_Task objective_:
Find each line containing the string "median" and return it.

[Begin Records shown]

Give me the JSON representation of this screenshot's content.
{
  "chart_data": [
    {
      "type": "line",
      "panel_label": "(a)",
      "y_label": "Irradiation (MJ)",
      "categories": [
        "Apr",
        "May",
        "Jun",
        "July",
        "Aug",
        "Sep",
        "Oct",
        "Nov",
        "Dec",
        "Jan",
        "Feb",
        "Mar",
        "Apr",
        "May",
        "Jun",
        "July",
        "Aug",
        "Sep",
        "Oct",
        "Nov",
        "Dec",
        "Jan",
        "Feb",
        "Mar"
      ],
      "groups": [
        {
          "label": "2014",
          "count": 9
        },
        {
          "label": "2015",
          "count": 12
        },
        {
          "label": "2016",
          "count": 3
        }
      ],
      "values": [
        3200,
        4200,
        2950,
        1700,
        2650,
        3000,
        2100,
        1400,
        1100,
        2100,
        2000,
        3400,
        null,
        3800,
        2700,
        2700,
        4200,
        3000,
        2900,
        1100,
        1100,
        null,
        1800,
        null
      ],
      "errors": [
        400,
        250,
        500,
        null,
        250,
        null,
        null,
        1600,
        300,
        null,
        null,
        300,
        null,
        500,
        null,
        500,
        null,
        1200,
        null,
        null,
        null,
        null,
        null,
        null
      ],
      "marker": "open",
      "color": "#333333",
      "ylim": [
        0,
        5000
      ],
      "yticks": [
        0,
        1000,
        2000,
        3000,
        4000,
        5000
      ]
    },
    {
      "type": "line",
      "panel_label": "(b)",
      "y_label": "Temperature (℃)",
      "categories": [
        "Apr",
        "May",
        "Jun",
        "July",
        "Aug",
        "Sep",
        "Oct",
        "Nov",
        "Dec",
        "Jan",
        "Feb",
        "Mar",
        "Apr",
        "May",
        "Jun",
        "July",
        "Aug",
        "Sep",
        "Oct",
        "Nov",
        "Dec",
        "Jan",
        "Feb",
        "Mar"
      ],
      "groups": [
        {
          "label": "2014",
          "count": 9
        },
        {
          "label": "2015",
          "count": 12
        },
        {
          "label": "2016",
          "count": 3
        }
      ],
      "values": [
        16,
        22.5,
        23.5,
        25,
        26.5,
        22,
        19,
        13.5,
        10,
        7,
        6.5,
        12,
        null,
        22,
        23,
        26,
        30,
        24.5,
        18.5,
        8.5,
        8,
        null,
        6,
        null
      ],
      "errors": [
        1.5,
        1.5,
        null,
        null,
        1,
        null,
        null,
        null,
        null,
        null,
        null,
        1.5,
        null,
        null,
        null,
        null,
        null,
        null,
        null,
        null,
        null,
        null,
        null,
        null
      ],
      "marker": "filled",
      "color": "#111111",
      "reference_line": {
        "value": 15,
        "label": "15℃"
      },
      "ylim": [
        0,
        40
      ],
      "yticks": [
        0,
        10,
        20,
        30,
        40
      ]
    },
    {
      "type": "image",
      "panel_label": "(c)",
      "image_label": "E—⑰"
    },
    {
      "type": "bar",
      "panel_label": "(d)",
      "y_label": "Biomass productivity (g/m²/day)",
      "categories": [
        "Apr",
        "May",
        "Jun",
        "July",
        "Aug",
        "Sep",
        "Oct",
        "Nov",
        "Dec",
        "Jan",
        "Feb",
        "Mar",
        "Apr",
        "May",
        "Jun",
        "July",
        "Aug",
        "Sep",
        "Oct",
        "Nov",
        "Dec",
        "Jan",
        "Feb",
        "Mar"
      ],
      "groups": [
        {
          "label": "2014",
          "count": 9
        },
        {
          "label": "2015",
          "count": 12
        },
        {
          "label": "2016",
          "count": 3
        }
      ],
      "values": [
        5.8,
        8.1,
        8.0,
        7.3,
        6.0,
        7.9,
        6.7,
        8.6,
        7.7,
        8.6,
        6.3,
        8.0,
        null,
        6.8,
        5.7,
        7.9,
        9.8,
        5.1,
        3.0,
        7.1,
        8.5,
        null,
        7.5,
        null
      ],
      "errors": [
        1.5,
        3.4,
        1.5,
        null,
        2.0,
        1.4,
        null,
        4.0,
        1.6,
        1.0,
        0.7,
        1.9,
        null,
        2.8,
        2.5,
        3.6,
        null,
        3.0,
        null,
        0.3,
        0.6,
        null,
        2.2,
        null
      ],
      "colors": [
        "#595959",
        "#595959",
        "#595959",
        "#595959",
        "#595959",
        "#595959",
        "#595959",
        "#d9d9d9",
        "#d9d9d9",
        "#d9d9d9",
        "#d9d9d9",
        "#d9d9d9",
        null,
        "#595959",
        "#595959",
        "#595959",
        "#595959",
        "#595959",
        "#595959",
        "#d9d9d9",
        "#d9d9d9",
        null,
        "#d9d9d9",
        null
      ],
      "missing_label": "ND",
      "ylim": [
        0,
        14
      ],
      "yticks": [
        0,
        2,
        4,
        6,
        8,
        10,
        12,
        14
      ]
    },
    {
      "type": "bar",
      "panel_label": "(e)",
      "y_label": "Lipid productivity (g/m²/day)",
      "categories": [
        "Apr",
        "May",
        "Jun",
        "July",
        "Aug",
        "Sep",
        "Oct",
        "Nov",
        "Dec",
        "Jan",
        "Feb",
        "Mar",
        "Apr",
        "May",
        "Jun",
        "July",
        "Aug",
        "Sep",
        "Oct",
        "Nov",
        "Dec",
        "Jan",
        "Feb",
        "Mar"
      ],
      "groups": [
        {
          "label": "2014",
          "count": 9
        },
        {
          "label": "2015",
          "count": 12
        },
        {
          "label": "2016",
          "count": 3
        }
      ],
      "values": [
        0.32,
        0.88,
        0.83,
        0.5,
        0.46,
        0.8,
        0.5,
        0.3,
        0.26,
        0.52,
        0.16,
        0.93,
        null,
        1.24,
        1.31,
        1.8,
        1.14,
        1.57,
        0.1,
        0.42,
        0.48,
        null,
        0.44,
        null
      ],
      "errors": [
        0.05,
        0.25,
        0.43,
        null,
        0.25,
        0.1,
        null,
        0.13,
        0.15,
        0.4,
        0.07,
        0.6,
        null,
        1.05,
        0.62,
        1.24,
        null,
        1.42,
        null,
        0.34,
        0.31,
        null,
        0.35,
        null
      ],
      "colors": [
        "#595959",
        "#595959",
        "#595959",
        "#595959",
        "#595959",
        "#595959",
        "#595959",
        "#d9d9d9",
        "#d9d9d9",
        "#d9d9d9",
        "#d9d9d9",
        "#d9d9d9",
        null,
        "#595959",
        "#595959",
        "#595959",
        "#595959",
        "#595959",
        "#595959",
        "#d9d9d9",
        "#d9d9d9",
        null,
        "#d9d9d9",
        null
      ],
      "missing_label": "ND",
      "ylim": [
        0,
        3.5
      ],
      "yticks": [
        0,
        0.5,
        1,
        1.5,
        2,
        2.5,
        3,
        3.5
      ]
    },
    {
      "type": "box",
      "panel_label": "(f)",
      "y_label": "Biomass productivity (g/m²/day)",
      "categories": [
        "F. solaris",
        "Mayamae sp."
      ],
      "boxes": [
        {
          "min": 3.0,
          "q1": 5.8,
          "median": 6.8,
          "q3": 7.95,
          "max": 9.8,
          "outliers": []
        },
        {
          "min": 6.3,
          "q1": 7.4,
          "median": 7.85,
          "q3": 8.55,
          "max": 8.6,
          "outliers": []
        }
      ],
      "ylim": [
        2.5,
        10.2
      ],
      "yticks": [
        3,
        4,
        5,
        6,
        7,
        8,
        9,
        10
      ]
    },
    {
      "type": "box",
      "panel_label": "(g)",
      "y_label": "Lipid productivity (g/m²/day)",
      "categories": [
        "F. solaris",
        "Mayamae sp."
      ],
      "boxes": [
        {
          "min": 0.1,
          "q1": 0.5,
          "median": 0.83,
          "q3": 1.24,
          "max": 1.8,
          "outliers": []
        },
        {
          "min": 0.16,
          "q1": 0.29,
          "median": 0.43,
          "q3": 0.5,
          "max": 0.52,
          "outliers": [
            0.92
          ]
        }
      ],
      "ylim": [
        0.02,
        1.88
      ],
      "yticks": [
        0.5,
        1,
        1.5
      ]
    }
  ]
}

[End Records shown]

_Answer to the exercise_:
          "median": 6.8,
          "median": 7.85,
          "median": 0.83,
          "median": 0.43,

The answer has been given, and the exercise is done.